What is needed:
Find each line in the records below that contains the word "filter" and copy those lines unchanged.

Data extract:
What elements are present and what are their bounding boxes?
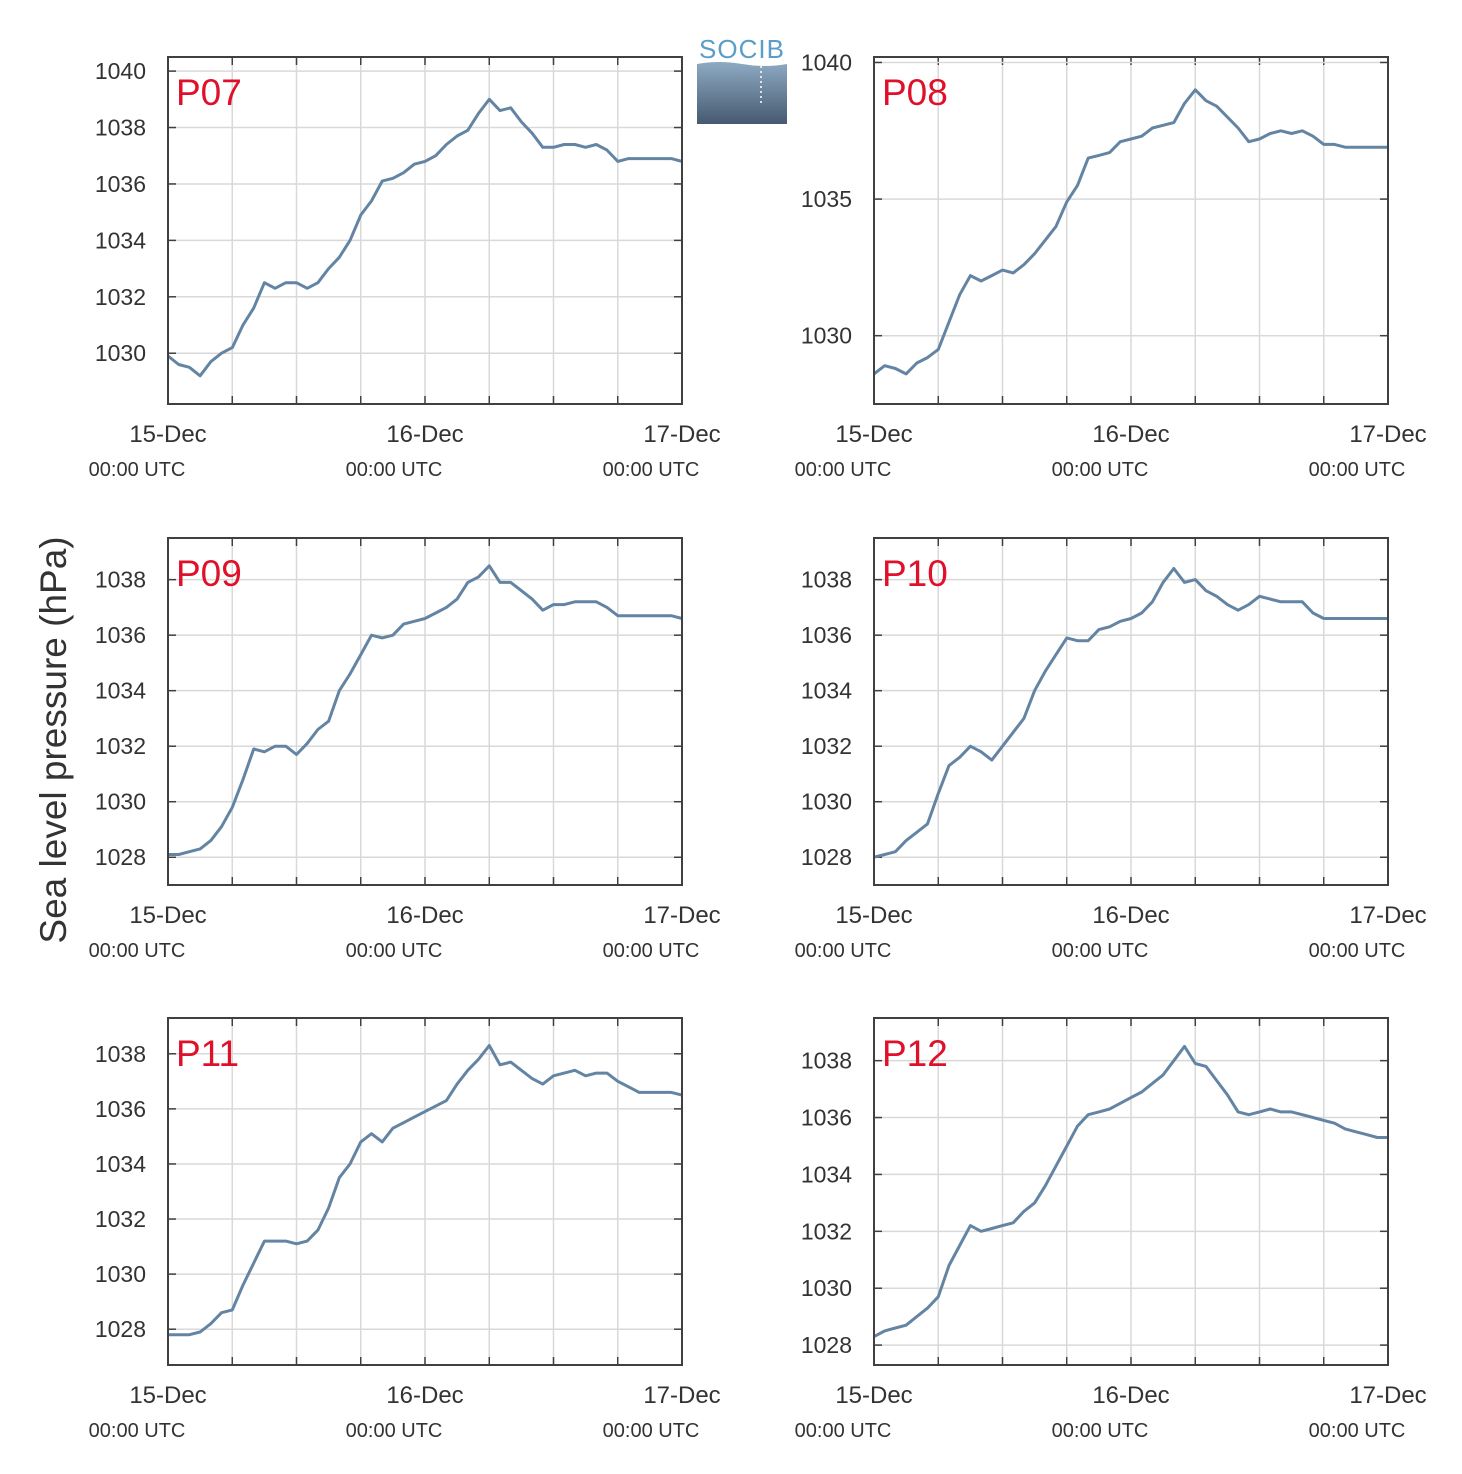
series-line (168, 1044, 683, 1337)
panel-label: P08 (882, 72, 948, 113)
tick-label-x-time: 00:00 UTC (795, 459, 892, 481)
panel-p12: 1028 1030 1032 1034 1036 1038 P12 15-Dec 00:00 U… (795, 1017, 1427, 1442)
tick-label-y: 1034 (801, 1161, 852, 1187)
tick-label-y: 1030 (95, 1261, 146, 1287)
tick-label-x-date: 16-Dec (1092, 1382, 1169, 1409)
tick-label-x-time: 00:00 UTC (795, 1420, 892, 1442)
plot-frame (873, 56, 1389, 405)
plot-frame (873, 1017, 1389, 1366)
tick-label-x-date: 15-Dec (129, 1382, 206, 1409)
tick-label-x-date: 17-Dec (643, 902, 720, 929)
tick-label-y: 1030 (801, 789, 852, 815)
plot-frame (167, 56, 683, 405)
plot-frame (167, 1017, 683, 1366)
tick-label-y: 1038 (95, 115, 146, 141)
tick-label-x-time: 00:00 UTC (603, 940, 700, 962)
tick-label-y: 1038 (95, 567, 146, 593)
tick-label-x-time: 00:00 UTC (1052, 459, 1149, 481)
panel-label: P10 (882, 553, 948, 594)
tick-label-y: 1028 (801, 844, 852, 870)
tick-label-x-date: 16-Dec (1092, 421, 1169, 448)
panel-p11: 1028 1030 1032 1034 1036 1038 P11 15-Dec 00:00 U… (89, 1017, 721, 1442)
tick-label-x-time: 00:00 UTC (1309, 459, 1406, 481)
panel-p07: 1030 1032 1034 1036 1038 1040 P07 15-Dec 00:00 U… (89, 56, 721, 481)
tick-label-y: 1028 (95, 844, 146, 870)
tick-label-x-time: 00:00 UTC (1309, 940, 1406, 962)
tick-label-x-date: 15-Dec (835, 902, 912, 929)
tick-label-y: 1032 (95, 284, 146, 310)
tick-label-y: 1028 (801, 1332, 852, 1358)
tick-label-y: 1040 (801, 49, 852, 75)
plot-frame (873, 537, 1389, 886)
tick-label-x-date: 15-Dec (835, 1382, 912, 1409)
tick-label-y: 1036 (95, 622, 146, 648)
tick-label-y: 1030 (801, 1275, 852, 1301)
tick-label-x-time: 00:00 UTC (1052, 940, 1149, 962)
tick-label-x-date: 17-Dec (1349, 902, 1426, 929)
tick-label-y: 1034 (95, 678, 146, 704)
tick-label-y: 1035 (801, 186, 852, 212)
panel-label: P11 (176, 1033, 239, 1074)
tick-label-y: 1030 (95, 340, 146, 366)
tick-label-x-time: 00:00 UTC (346, 459, 443, 481)
tick-label-x-date: 17-Dec (1349, 421, 1426, 448)
tick-label-y: 1034 (801, 678, 852, 704)
tick-label-x-time: 00:00 UTC (603, 459, 700, 481)
panel-p10: 1028 1030 1032 1034 1036 1038 P10 15-Dec 00:00 U… (795, 537, 1427, 962)
tick-label-x-time: 00:00 UTC (603, 1420, 700, 1442)
tick-label-y: 1038 (801, 1048, 852, 1074)
socib-logo: SOCIB (697, 34, 787, 126)
tick-label-y: 1040 (95, 58, 146, 84)
tick-label-x-date: 15-Dec (129, 421, 206, 448)
tick-label-x-date: 16-Dec (1092, 902, 1169, 929)
tick-label-x-date: 16-Dec (386, 1382, 463, 1409)
tick-label-y: 1028 (95, 1316, 146, 1342)
tick-label-y: 1034 (95, 227, 146, 253)
tick-label-x-date: 16-Dec (386, 902, 463, 929)
tick-label-y: 1032 (95, 1206, 146, 1232)
plot-frame (167, 537, 683, 886)
tick-label-y: 1032 (801, 1218, 852, 1244)
tick-label-y: 1034 (95, 1151, 146, 1177)
tick-label-x-date: 16-Dec (386, 421, 463, 448)
tick-label-y: 1038 (801, 567, 852, 593)
tick-label-x-date: 15-Dec (129, 902, 206, 929)
tick-label-x-time: 00:00 UTC (1052, 1420, 1149, 1442)
tick-label-x-time: 00:00 UTC (795, 940, 892, 962)
panel-label: P07 (176, 72, 242, 113)
tick-label-y: 1030 (801, 323, 852, 349)
tick-label-y: 1032 (95, 733, 146, 759)
tick-label-x-time: 00:00 UTC (1309, 1420, 1406, 1442)
tick-label-y: 1036 (95, 171, 146, 197)
series-line (167, 97, 683, 378)
panel-label: P12 (882, 1033, 948, 1074)
logo-wordmark: SOCIB (699, 34, 785, 64)
tick-label-x-time: 00:00 UTC (89, 459, 186, 481)
tick-label-x-time: 00:00 UTC (346, 940, 443, 962)
series-line (873, 567, 1388, 859)
panel-label: P09 (176, 553, 242, 594)
tick-label-y: 1032 (801, 733, 852, 759)
tick-label-y: 1036 (801, 622, 852, 648)
tick-label-y: 1030 (95, 789, 146, 815)
series-line (168, 564, 683, 856)
tick-label-x-date: 15-Dec (835, 421, 912, 448)
series-line (873, 1044, 1388, 1338)
tick-label-y: 1036 (801, 1105, 852, 1131)
tick-label-x-time: 00:00 UTC (89, 1420, 186, 1442)
tick-label-x-time: 00:00 UTC (89, 940, 186, 962)
panel-p09: 1028 1030 1032 1034 1036 1038 P09 15-Dec 00:00 U… (89, 537, 721, 962)
tick-label-x-time: 00:00 UTC (346, 1420, 443, 1442)
tick-label-x-date: 17-Dec (1349, 1382, 1426, 1409)
y-axis-label: Sea level pressure (hPa) (33, 536, 74, 943)
panel-p08: 1030 1035 1040 P08 15-Dec 00:00 UTC 16-Dec 00:0… (795, 49, 1427, 481)
tick-label-y: 1036 (95, 1096, 146, 1122)
tick-label-y: 1038 (95, 1041, 146, 1067)
tick-label-x-date: 17-Dec (643, 1382, 720, 1409)
tick-label-x-date: 17-Dec (643, 421, 720, 448)
series-line (873, 88, 1388, 376)
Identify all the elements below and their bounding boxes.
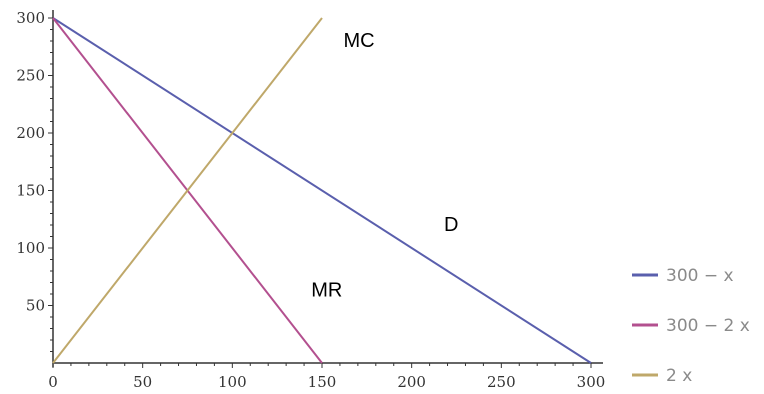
series-line-3 xyxy=(52,17,323,364)
annotations: MC D MR xyxy=(311,30,458,302)
x-tick-label: 100 xyxy=(218,373,247,391)
y-tick-label: 250 xyxy=(16,67,45,85)
y-tick-label: 300 xyxy=(16,9,45,27)
legend-label-3: 2 x xyxy=(666,366,692,386)
x-tick-label: 0 xyxy=(48,373,58,391)
axes: 0 50 100 150 200 250 300 50 100 150 200 250 300 xyxy=(16,9,605,391)
legend-label-2: 300 − 2 x xyxy=(666,316,750,336)
x-tick-label: 200 xyxy=(397,373,426,391)
legend: 300 − x 300 − 2 x 2 x xyxy=(632,266,750,386)
y-tick-label: 150 xyxy=(16,182,45,200)
series-lines xyxy=(52,17,592,364)
x-tick-label: 300 xyxy=(577,373,606,391)
x-tick-label: 150 xyxy=(308,373,337,391)
annotation-mc: MC xyxy=(344,30,375,52)
series-line-1 xyxy=(52,17,592,364)
legend-label-1: 300 − x xyxy=(666,266,734,286)
y-tick-label: 50 xyxy=(26,297,45,315)
annotation-d: D xyxy=(444,214,458,236)
annotation-mr: MR xyxy=(311,279,342,301)
y-tick-label: 100 xyxy=(16,239,45,257)
x-tick-label: 50 xyxy=(133,373,152,391)
y-tick-label: 200 xyxy=(16,124,45,142)
x-tick-label: 250 xyxy=(487,373,516,391)
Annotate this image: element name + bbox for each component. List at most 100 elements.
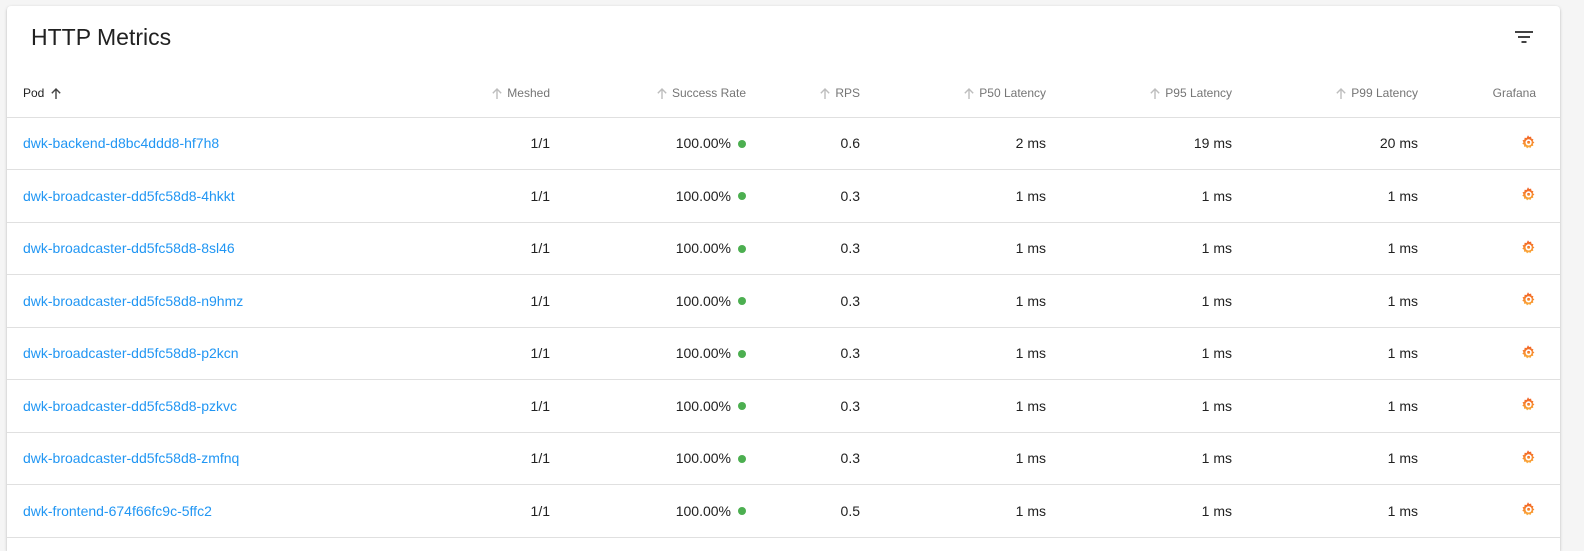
- success-status-dot: [738, 244, 746, 253]
- card-toolbar: HTTP Metrics: [7, 6, 1560, 70]
- meshed-cell: 1/1: [427, 432, 550, 485]
- success-status-dot: [738, 454, 746, 463]
- pod-cell: dwk-broadcaster-dd5fc58d8-8sl46: [7, 222, 427, 275]
- grafana-icon[interactable]: [1520, 134, 1536, 153]
- pod-link[interactable]: dwk-broadcaster-dd5fc58d8-p2kcn: [23, 345, 239, 362]
- column-header-label: RPS: [835, 86, 860, 101]
- grafana-icon[interactable]: [1520, 396, 1536, 415]
- p95-latency-cell: 1 ms: [1046, 169, 1232, 223]
- arrow-upward-icon: [1335, 88, 1347, 100]
- grafana-cell: [1418, 379, 1560, 433]
- p99-latency-cell: 1 ms: [1232, 222, 1418, 275]
- arrow-upward-icon: [491, 88, 503, 100]
- success-rate-value: 100.00%: [675, 240, 731, 257]
- column-header-label: Success Rate: [671, 86, 746, 101]
- grafana-icon[interactable]: [1520, 449, 1536, 468]
- arrow-upward-icon: [819, 88, 831, 100]
- p50-latency-cell: 1 ms: [860, 327, 1046, 380]
- success-rate-value: 100.00%: [675, 187, 731, 204]
- rps-cell: 0.5: [746, 484, 860, 538]
- grafana-cell: [1418, 432, 1560, 485]
- arrow-upward-icon: [656, 88, 668, 100]
- p99-latency-cell: 20 ms: [1232, 117, 1418, 170]
- meshed-cell: 1/1: [427, 274, 550, 328]
- p95-latency-cell: 19 ms: [1046, 117, 1232, 170]
- column-header-label: Grafana: [1492, 86, 1536, 101]
- pod-cell: dwk-broadcaster-dd5fc58d8-4hkkt: [7, 169, 427, 223]
- table-row: dwk-broadcaster-dd5fc58d8-pzkvc 1/1 100.…: [7, 379, 1560, 433]
- pod-link[interactable]: dwk-broadcaster-dd5fc58d8-pzkvc: [23, 397, 237, 414]
- pod-link[interactable]: dwk-broadcaster-dd5fc58d8-8sl46: [23, 240, 235, 257]
- pod-link[interactable]: dwk-frontend-674f66fc9c-5ffc2: [23, 502, 212, 519]
- grafana-icon[interactable]: [1520, 501, 1536, 520]
- column-header-label: P99 Latency: [1351, 86, 1418, 101]
- success-status-dot: [738, 507, 746, 516]
- column-header-pod[interactable]: Pod: [7, 70, 427, 118]
- p50-latency-cell: 2 ms: [860, 117, 1046, 170]
- p99-latency-cell: 1 ms: [1232, 274, 1418, 328]
- column-header-label: P95 Latency: [1165, 86, 1232, 101]
- metrics-table-body: dwk-backend-d8bc4ddd8-hf7h8 1/1 100.00% …: [7, 117, 1560, 538]
- arrow-upward-icon: [50, 88, 62, 100]
- p50-latency-cell: 1 ms: [860, 484, 1046, 538]
- table-row: dwk-broadcaster-dd5fc58d8-n9hmz 1/1 100.…: [7, 274, 1560, 328]
- grafana-cell: [1418, 274, 1560, 328]
- rps-cell: 0.3: [746, 327, 860, 380]
- pod-link[interactable]: dwk-broadcaster-dd5fc58d8-n9hmz: [23, 292, 244, 309]
- rps-cell: 0.6: [746, 117, 860, 170]
- column-header-meshed[interactable]: Meshed: [427, 70, 550, 118]
- column-header-grafana: Grafana: [1418, 70, 1560, 118]
- p50-latency-cell: 1 ms: [860, 432, 1046, 485]
- grafana-cell: [1418, 327, 1560, 380]
- grafana-icon[interactable]: [1520, 239, 1536, 258]
- table-row: dwk-broadcaster-dd5fc58d8-zmfnq 1/1 100.…: [7, 432, 1560, 485]
- p99-latency-cell: 1 ms: [1232, 484, 1418, 538]
- rps-cell: 0.3: [746, 169, 860, 223]
- meshed-cell: 1/1: [427, 222, 550, 275]
- success-rate-value: 100.00%: [675, 135, 731, 152]
- column-header-success-rate[interactable]: Success Rate: [550, 70, 746, 118]
- grafana-icon[interactable]: [1520, 186, 1536, 205]
- column-header-rps[interactable]: RPS: [746, 70, 860, 118]
- rps-cell: 0.3: [746, 222, 860, 275]
- pod-cell: dwk-broadcaster-dd5fc58d8-pzkvc: [7, 379, 427, 433]
- success-rate-value: 100.00%: [675, 292, 731, 309]
- column-header-p99-latency[interactable]: P99 Latency: [1232, 70, 1418, 118]
- p95-latency-cell: 1 ms: [1046, 379, 1232, 433]
- success-status-dot: [738, 402, 746, 411]
- p95-latency-cell: 1 ms: [1046, 274, 1232, 328]
- pod-link[interactable]: dwk-backend-d8bc4ddd8-hf7h8: [23, 135, 220, 152]
- grafana-cell: [1418, 484, 1560, 538]
- p95-latency-cell: 1 ms: [1046, 222, 1232, 275]
- meshed-cell: 1/1: [427, 169, 550, 223]
- pod-cell: dwk-broadcaster-dd5fc58d8-n9hmz: [7, 274, 427, 328]
- rps-cell: 0.3: [746, 274, 860, 328]
- success-rate-cell: 100.00%: [550, 222, 746, 275]
- filter-list-icon: [1514, 30, 1534, 49]
- column-header-p95-latency[interactable]: P95 Latency: [1046, 70, 1232, 118]
- grafana-cell: [1418, 117, 1560, 170]
- grafana-icon[interactable]: [1520, 344, 1536, 363]
- filter-button[interactable]: [1507, 22, 1541, 56]
- table-row: dwk-backend-d8bc4ddd8-hf7h8 1/1 100.00% …: [7, 117, 1560, 170]
- pod-cell: dwk-backend-d8bc4ddd8-hf7h8: [7, 117, 427, 170]
- p50-latency-cell: 1 ms: [860, 274, 1046, 328]
- column-header-p50-latency[interactable]: P50 Latency: [860, 70, 1046, 118]
- success-rate-value: 100.00%: [675, 345, 731, 362]
- table-row: dwk-frontend-674f66fc9c-5ffc2 1/1 100.00…: [7, 484, 1560, 538]
- http-metrics-card: HTTP Metrics Pod: [7, 6, 1560, 551]
- success-status-dot: [738, 139, 746, 148]
- card-title: HTTP Metrics: [31, 24, 172, 50]
- grafana-cell: [1418, 222, 1560, 275]
- pod-link[interactable]: dwk-broadcaster-dd5fc58d8-4hkkt: [23, 187, 235, 204]
- success-rate-cell: 100.00%: [550, 379, 746, 433]
- column-header-label: P50 Latency: [979, 86, 1046, 101]
- grafana-icon[interactable]: [1520, 291, 1536, 310]
- p95-latency-cell: 1 ms: [1046, 484, 1232, 538]
- pod-link[interactable]: dwk-broadcaster-dd5fc58d8-zmfnq: [23, 450, 240, 467]
- success-rate-cell: 100.00%: [550, 484, 746, 538]
- p99-latency-cell: 1 ms: [1232, 327, 1418, 380]
- success-status-dot: [738, 297, 746, 306]
- success-rate-cell: 100.00%: [550, 169, 746, 223]
- pod-cell: dwk-broadcaster-dd5fc58d8-zmfnq: [7, 432, 427, 485]
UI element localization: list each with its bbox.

Written solution:
- filter-list-icon: [1514, 30, 1534, 49]
- filter-button[interactable]: [1507, 22, 1541, 56]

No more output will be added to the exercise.